[Dataset records on visual material]

-- -- --

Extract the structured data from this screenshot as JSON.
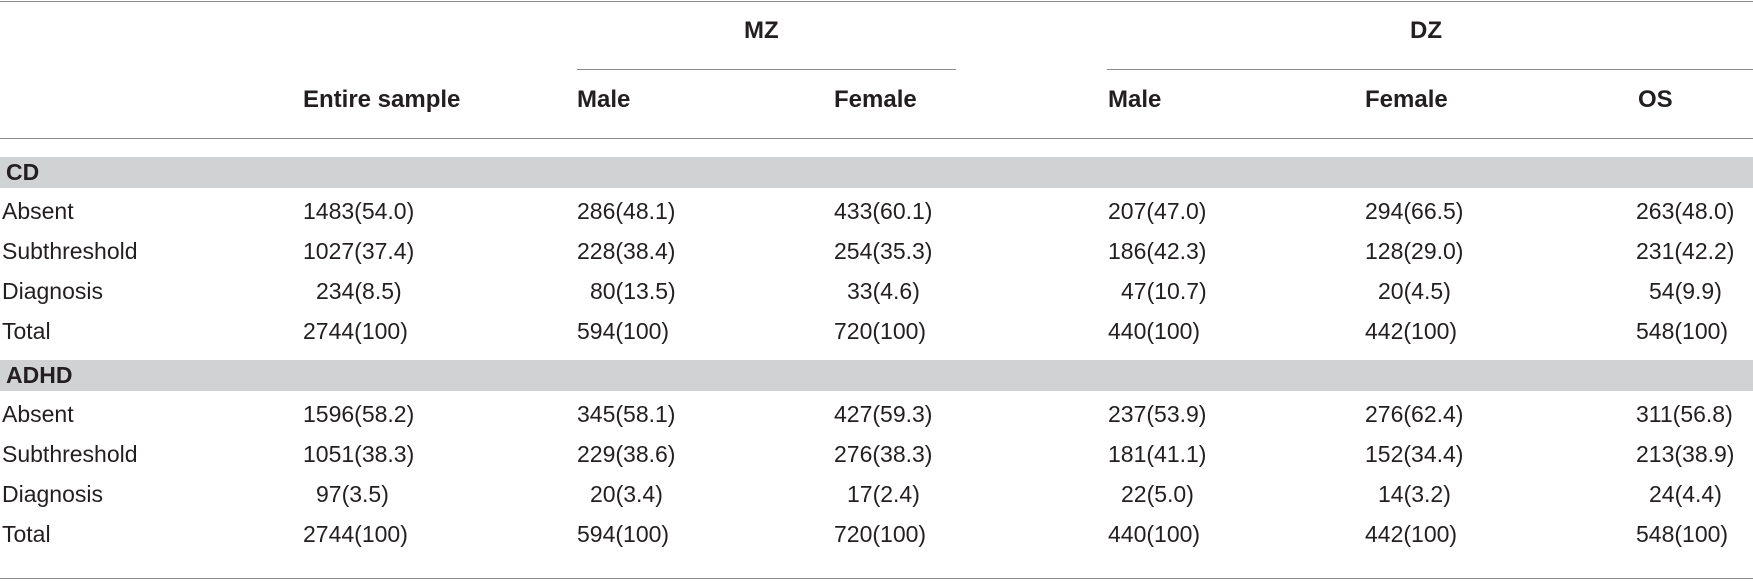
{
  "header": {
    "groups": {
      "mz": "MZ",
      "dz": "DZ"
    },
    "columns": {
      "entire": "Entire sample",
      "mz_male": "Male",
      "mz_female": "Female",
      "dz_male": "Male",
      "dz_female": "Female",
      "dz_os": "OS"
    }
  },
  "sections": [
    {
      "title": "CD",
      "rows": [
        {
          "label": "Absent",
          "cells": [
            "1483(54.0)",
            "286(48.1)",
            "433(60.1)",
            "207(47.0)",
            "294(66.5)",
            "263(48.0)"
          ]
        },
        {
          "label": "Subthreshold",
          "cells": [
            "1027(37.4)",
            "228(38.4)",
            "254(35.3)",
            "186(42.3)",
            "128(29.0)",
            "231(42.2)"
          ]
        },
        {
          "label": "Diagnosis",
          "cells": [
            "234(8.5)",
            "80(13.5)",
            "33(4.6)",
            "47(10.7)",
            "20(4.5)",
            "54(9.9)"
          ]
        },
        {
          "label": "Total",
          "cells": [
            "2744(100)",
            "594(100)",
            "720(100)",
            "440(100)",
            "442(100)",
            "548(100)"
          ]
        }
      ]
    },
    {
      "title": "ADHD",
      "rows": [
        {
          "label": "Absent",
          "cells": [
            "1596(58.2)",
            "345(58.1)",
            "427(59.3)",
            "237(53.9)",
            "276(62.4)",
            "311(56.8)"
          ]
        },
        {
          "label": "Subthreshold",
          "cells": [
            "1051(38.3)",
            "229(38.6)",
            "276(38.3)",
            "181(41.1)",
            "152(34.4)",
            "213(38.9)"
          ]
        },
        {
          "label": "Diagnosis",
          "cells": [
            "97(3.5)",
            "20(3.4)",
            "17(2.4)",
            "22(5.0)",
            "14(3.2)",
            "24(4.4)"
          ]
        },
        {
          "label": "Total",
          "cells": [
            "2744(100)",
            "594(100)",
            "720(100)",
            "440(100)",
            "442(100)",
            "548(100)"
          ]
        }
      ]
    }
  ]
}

-- -- --

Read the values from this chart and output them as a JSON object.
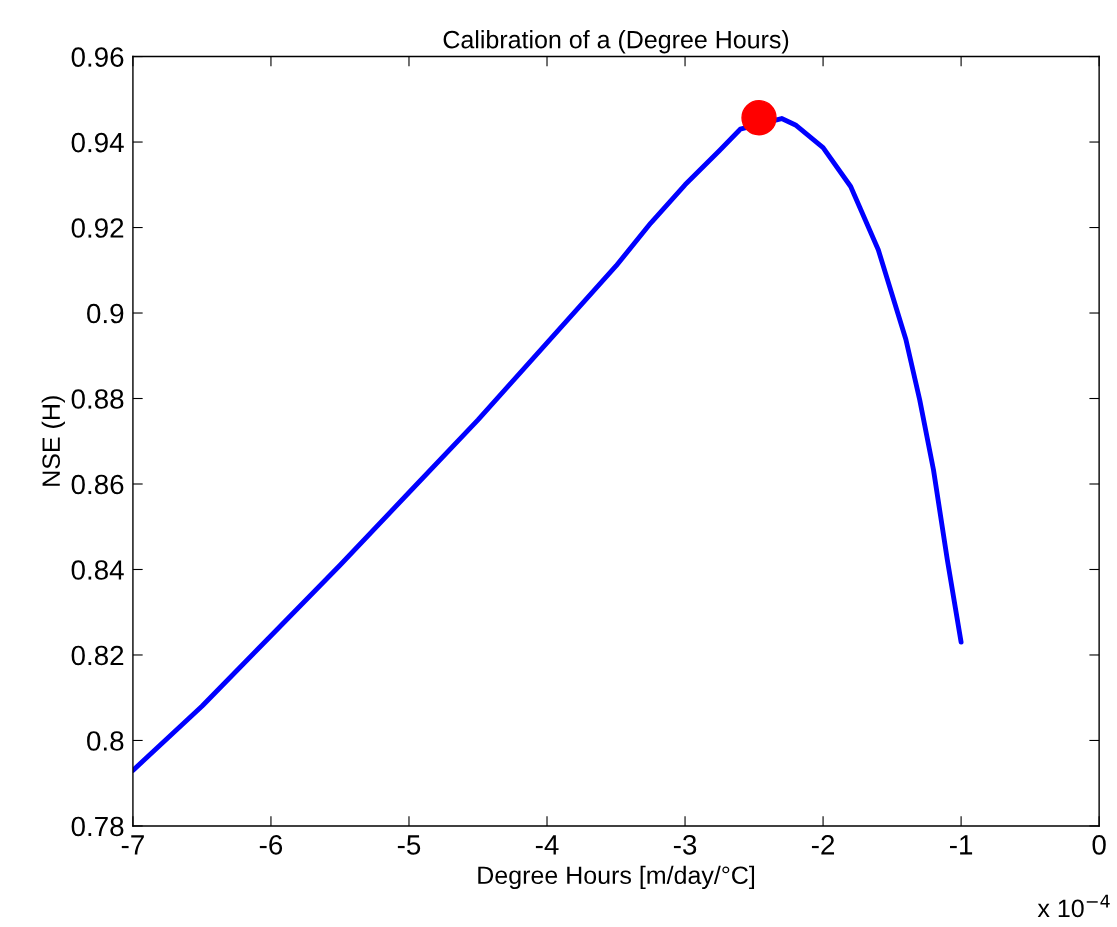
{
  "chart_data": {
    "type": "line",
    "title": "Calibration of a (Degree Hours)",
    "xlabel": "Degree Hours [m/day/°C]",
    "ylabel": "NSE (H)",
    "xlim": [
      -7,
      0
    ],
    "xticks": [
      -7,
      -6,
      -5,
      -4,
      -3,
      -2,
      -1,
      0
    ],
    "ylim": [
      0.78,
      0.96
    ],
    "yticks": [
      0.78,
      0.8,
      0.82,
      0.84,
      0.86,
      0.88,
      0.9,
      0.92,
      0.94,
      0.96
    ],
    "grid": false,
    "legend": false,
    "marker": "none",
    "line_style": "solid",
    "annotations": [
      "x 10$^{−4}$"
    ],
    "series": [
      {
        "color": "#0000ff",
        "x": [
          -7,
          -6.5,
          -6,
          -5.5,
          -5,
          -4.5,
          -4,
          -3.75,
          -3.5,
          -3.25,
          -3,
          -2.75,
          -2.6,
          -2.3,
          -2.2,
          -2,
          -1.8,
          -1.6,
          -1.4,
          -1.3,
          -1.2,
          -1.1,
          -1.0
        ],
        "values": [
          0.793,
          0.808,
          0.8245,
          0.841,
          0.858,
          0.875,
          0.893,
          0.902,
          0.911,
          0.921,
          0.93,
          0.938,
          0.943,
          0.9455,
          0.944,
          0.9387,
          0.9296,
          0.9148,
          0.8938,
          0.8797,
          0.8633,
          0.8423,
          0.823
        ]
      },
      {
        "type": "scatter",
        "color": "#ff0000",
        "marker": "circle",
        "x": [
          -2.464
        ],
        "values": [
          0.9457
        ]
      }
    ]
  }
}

-- -- --

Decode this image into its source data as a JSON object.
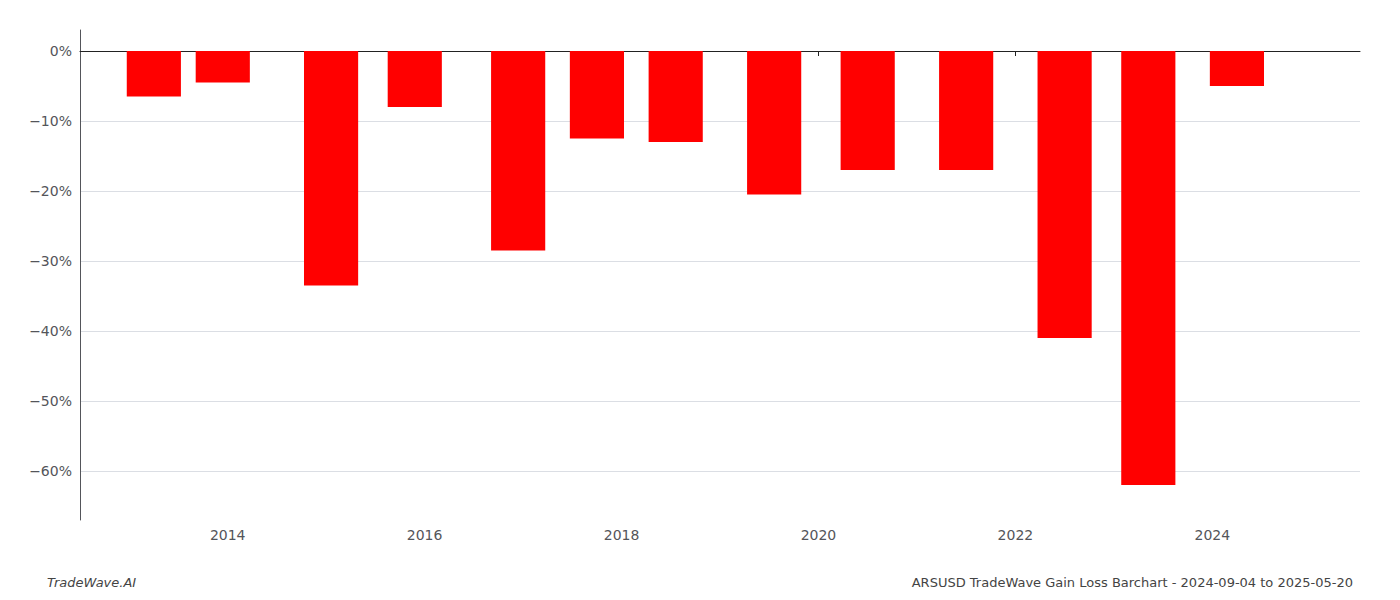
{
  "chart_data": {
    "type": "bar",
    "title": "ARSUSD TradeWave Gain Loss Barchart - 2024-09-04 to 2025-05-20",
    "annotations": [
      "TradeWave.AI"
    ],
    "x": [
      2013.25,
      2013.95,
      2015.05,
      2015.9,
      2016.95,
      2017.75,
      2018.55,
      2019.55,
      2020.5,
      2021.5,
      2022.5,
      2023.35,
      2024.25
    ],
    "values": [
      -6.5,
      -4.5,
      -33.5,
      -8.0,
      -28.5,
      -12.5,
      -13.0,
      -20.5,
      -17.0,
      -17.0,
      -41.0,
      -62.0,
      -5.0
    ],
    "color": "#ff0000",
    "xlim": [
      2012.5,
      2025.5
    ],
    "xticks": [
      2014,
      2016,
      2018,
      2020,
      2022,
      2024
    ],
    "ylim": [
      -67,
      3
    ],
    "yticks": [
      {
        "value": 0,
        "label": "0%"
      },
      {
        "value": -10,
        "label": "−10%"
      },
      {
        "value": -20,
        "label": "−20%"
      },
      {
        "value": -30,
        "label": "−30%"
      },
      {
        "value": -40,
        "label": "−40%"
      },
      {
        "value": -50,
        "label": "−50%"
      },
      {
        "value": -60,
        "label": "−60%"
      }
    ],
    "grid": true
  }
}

-- -- --

» **Written exercise**: Return each line in the records that holds the string "Hours".

» **Task result**:
    "title": "Calibration of a (Degree Hours)",
    "xlabel": "Degree Hours [m/day/°C]",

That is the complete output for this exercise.